## Begin Records for this exercise

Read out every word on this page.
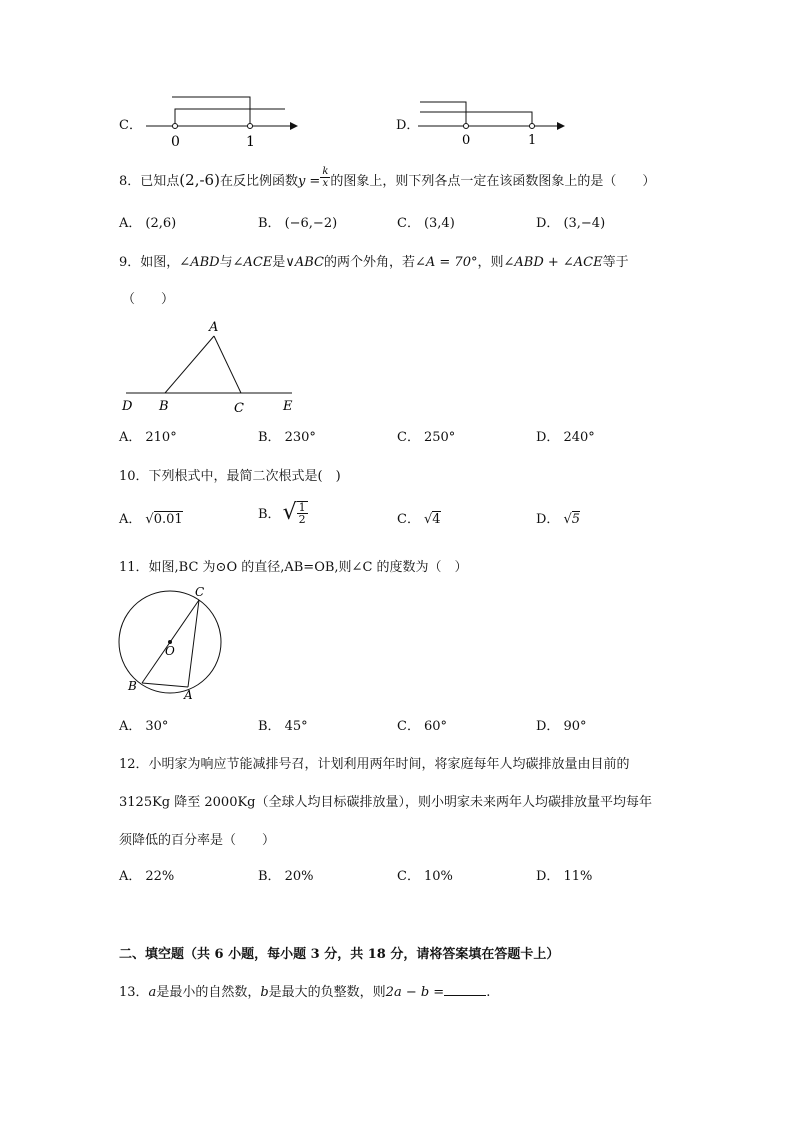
C．
0	1
D．
0	1
8．已知点(2,-6)在反比例函数$y = \frac{k}{x}$ 的图象上，则下列各点一定在该函数图象上的是（　　）
A． (2,6)	B． (−6,−2)	C． (3,4)	D． (3,−4)
9．如图，∠ABD与∠ACE是∨ABC的两个外角，若∠A = 70°，则∠ABD + ∠ACE等于
（　　）
A
B	C
D	E
A． 210°	B． 230°	C． 250°	D． 240°
10．下列根式中，最简二次根式是(　)
A． √0.01	B．√ $\frac{1}{2}$	C． √4	D． √5
11．如图,BC 为⊙O 的直径,AB=OB,则∠C 的度数为（　）
C
O
B
A
A． 30°	B． 45°	C． 60°	D． 90°
12．小明家为响应节能减排号召，计划利用两年时间，将家庭每年人均碳排放量由目前的
3125Kg 降至 2000Kg（全球人均目标碳排放量），则小明家未来两年人均碳排放量平均每年
须降低的百分率是（　　）
A． 22%	B． 20%	C． 10%	D． 11%
二、填空题（共 6 小题，每小题 3 分，共 18 分，请将答案填在答题卡上）
13．a是最小的自然数，b是最大的负整数，则2a − b =	.
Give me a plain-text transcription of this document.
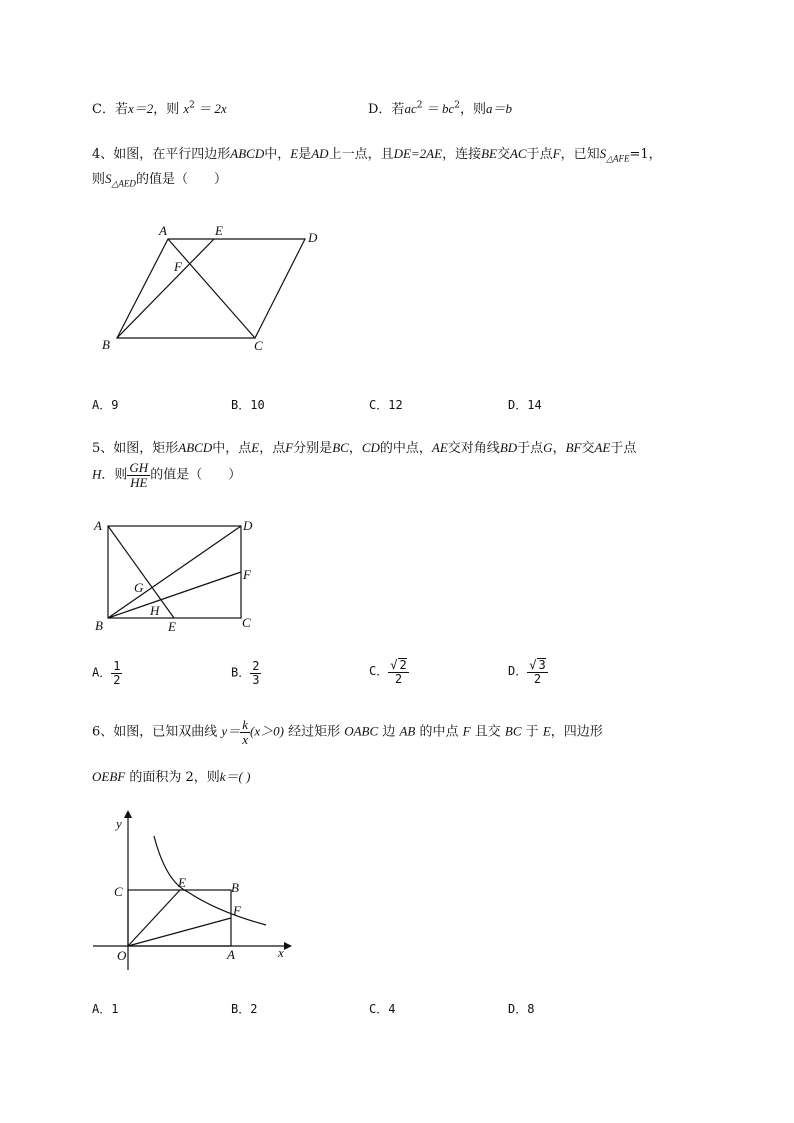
C．若x＝2，则 $x^2 = 2x$	D．若$ac^2 = bc^2$，则a＝b
4、如图，在平行四边形ABCD中，E是AD上一点，且DE=2AE，连接BE交AC于点F，已知$S_{\triangle AFE}=1$，
则$S_{\triangle AED}$的值是（　　）
A	E	D
F
B	C
A．9	B．10	C．12	D．14
5、如图，矩形ABCD中，点E，点F分别是BC，CD的中点，AE交对角线BD于点G，BF交AE于点
H．则 $\frac{GH}{HE}$ 的值是（　　）
A	D
F
G
H
B	E	C
A． $\frac{1}{2}$	B． $\frac{2}{3}$	C． $\frac{√ 2}{2}$	D． $\frac{√ 3}{2}$
6、如图，已知双曲线 $y= \frac{k}{x} (x>0)$ 经过矩形 OABC 边 AB 的中点 F 且交 BC 于 E，四边形
OEBF 的面积为 2，则k＝( )
y
x
C
E	B
F
O	A
A．1	B．2	C．4	D．8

## End Records for this exercise

> [What to do]:
Return the records exactly. Don't carry the pictures over.

> [The completed task]:
Read out every word on this page.
C．
0	1
D．
0	1
8．已知点(2,-6)在反比例函数$y = \frac{k}{x}$ 的图象上，则下列各点一定在该函数图象上的是（　　）
A． (2,6)	B． (−6,−2)	C． (3,4)	D． (3,−4)
9．如图，∠ABD与∠ACE是∨ABC的两个外角，若∠A = 70°，则∠ABD + ∠ACE等于
（　　）
A
B	C
D	E
A． 210°	B． 230°	C． 250°	D． 240°
10．下列根式中，最简二次根式是(　)
A． √0.01	B．√ $\frac{1}{2}$	C． √4	D． √5
11．如图,BC 为⊙O 的直径,AB=OB,则∠C 的度数为（　）
C
O
B
A
A． 30°	B． 45°	C． 60°	D． 90°
12．小明家为响应节能减排号召，计划利用两年时间，将家庭每年人均碳排放量由目前的
3125Kg 降至 2000Kg（全球人均目标碳排放量），则小明家未来两年人均碳排放量平均每年
须降低的百分率是（　　）
A． 22%	B． 20%	C． 10%	D． 11%
二、填空题（共 6 小题，每小题 3 分，共 18 分，请将答案填在答题卡上）
13．a是最小的自然数，b是最大的负整数，则2a − b =	.
Give me a plain-text transcription of this document.
C．若x＝2，则 $x^2 = 2x$	D．若$ac^2 = bc^2$，则a＝b
4、如图，在平行四边形ABCD中，E是AD上一点，且DE=2AE，连接BE交AC于点F，已知$S_{\triangle AFE}=1$，
则$S_{\triangle AED}$的值是（　　）
A	E	D
F
B	C
A．9	B．10	C．12	D．14
5、如图，矩形ABCD中，点E，点F分别是BC，CD的中点，AE交对角线BD于点G，BF交AE于点
H．则 $\frac{GH}{HE}$ 的值是（　　）
A	D
F
G
H
B	E	C
A． $\frac{1}{2}$	B． $\frac{2}{3}$	C． $\frac{√ 2}{2}$	D． $\frac{√ 3}{2}$
6、如图，已知双曲线 $y= \frac{k}{x} (x>0)$ 经过矩形 OABC 边 AB 的中点 F 且交 BC 于 E，四边形
OEBF 的面积为 2，则k＝( )
y
x
C
E	B
F
O	A
A．1	B．2	C．4	D．8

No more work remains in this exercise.